Lines that include the word "this" are the ones to copy.

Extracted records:
[START]

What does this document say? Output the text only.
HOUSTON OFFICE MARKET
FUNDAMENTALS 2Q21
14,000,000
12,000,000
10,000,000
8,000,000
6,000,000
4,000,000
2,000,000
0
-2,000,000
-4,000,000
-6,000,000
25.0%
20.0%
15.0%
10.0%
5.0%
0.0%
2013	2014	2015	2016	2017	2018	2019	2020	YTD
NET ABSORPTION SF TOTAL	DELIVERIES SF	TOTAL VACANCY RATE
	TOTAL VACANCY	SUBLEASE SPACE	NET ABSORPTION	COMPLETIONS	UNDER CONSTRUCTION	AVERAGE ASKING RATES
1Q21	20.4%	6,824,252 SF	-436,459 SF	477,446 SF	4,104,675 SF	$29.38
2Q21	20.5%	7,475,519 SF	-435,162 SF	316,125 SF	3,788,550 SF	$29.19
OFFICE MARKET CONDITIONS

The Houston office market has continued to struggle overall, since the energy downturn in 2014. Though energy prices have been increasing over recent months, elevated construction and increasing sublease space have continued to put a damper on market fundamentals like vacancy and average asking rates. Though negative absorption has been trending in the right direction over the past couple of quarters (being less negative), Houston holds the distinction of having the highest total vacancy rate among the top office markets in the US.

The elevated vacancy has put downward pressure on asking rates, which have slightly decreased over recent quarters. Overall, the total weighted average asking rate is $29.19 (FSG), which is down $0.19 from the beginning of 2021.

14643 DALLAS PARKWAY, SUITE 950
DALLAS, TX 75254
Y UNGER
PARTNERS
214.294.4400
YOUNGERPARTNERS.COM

[END]
[START]

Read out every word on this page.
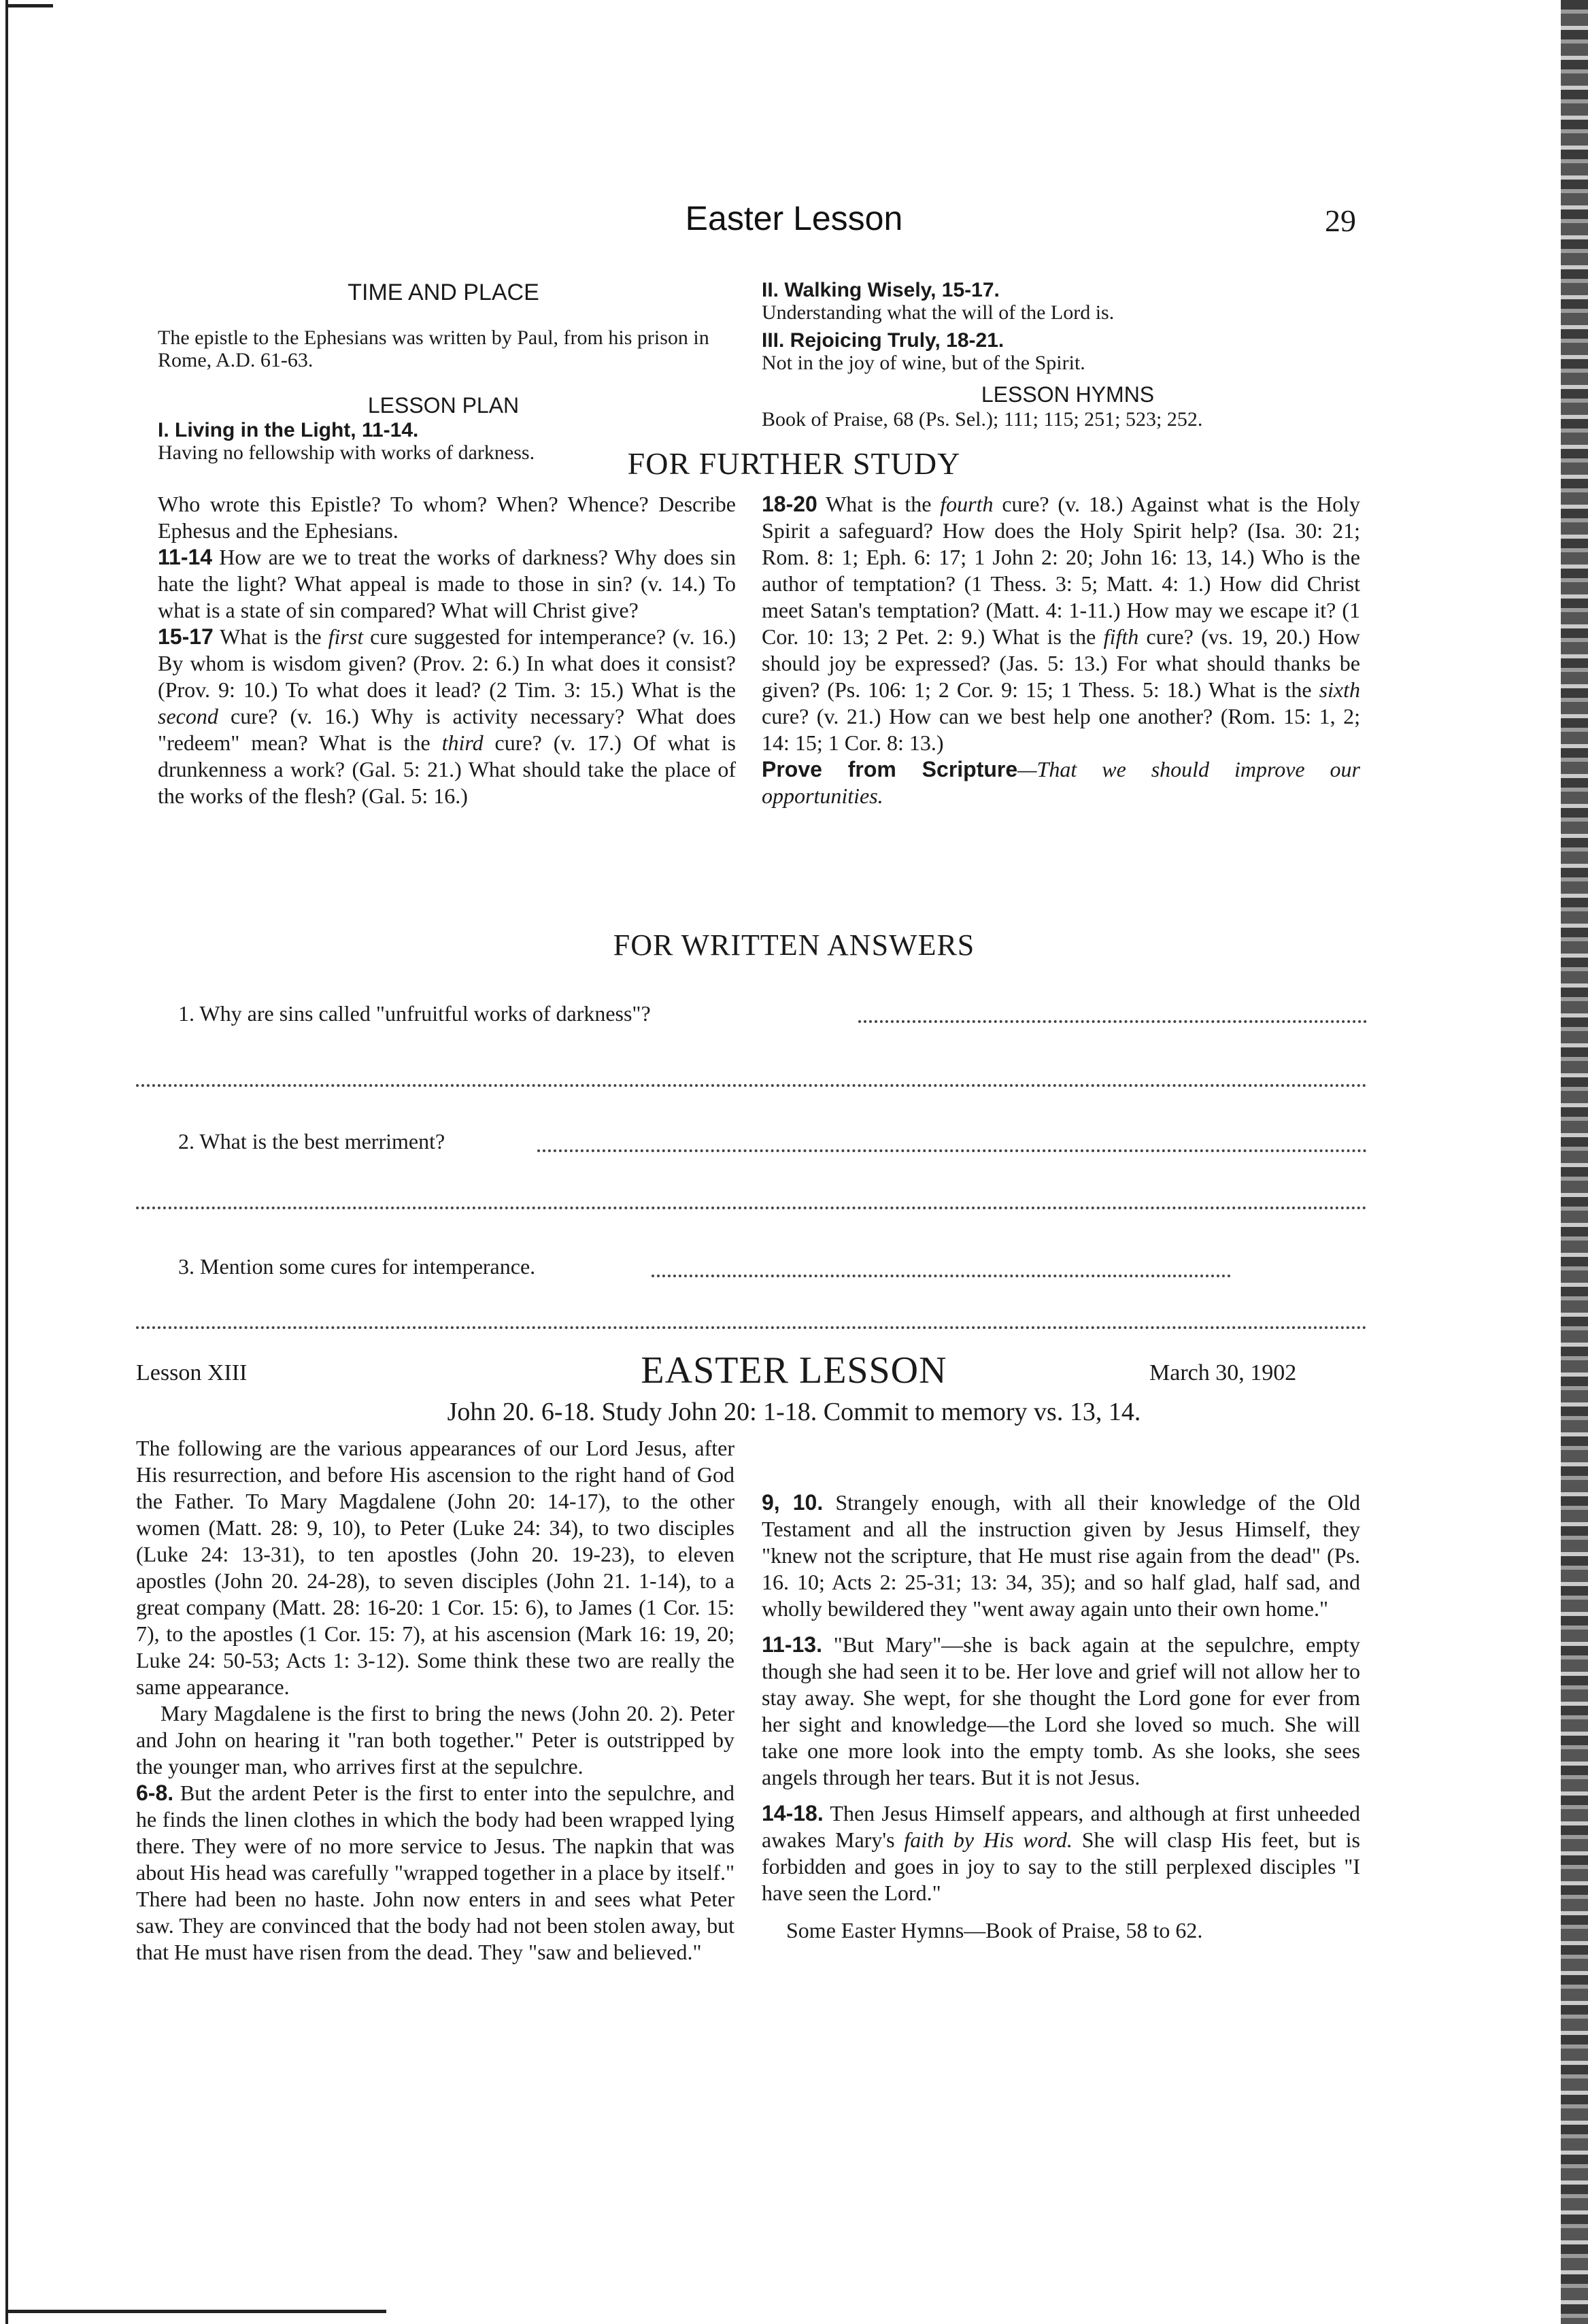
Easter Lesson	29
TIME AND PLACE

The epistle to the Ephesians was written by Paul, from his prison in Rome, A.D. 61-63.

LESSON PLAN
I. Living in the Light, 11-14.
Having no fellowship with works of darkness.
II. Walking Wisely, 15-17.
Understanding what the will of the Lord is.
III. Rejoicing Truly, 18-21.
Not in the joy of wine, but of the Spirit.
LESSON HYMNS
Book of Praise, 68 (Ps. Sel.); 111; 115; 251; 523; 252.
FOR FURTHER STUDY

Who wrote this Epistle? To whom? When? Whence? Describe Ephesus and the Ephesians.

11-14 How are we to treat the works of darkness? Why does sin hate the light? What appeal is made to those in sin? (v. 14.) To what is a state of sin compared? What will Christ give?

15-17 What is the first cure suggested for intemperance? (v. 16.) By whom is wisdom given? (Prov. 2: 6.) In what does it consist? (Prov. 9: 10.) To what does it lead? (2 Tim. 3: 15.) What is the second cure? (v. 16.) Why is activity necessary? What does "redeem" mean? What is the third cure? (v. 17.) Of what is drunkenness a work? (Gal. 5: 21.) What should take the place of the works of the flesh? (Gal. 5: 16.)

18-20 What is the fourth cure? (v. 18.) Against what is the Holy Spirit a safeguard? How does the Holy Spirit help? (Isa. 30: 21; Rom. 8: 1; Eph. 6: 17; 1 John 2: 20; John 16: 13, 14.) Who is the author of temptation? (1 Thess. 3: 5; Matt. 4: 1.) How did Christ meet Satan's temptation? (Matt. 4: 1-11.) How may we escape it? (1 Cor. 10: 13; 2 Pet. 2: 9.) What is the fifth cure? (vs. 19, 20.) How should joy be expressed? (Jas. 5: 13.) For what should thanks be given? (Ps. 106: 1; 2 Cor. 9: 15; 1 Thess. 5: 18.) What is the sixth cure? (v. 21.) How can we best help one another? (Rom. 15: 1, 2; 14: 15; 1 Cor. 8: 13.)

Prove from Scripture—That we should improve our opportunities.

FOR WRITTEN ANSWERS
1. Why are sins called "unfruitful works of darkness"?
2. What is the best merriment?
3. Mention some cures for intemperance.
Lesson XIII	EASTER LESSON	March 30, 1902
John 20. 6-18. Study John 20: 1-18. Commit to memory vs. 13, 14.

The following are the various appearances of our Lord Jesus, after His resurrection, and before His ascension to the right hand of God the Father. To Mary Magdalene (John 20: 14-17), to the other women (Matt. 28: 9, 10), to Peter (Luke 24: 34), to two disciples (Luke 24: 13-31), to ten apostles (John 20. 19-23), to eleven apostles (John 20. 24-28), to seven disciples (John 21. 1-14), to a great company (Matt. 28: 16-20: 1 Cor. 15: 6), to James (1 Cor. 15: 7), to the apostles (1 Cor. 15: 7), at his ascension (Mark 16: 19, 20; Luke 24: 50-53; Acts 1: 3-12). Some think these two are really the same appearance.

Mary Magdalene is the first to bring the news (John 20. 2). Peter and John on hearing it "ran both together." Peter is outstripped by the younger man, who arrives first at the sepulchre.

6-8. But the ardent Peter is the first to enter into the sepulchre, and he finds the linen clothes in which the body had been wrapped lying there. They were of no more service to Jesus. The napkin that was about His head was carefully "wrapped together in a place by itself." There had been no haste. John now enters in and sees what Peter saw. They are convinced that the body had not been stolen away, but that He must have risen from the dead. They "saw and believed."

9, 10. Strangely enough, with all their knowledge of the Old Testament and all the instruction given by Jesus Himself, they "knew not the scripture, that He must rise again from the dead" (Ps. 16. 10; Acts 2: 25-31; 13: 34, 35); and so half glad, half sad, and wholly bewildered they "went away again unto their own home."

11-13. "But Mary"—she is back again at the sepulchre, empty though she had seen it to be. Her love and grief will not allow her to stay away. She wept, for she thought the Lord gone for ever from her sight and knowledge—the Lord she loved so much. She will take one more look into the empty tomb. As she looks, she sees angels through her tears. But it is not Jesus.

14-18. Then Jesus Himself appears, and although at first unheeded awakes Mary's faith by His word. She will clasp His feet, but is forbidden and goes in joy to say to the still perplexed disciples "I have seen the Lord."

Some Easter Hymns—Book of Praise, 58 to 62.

[END]

Correct answer:
What does this document say? Output the text only.
Read out every word on this page.
Who wrote this Epistle? To whom? When? Whence? Describe Ephesus and the Ephesians.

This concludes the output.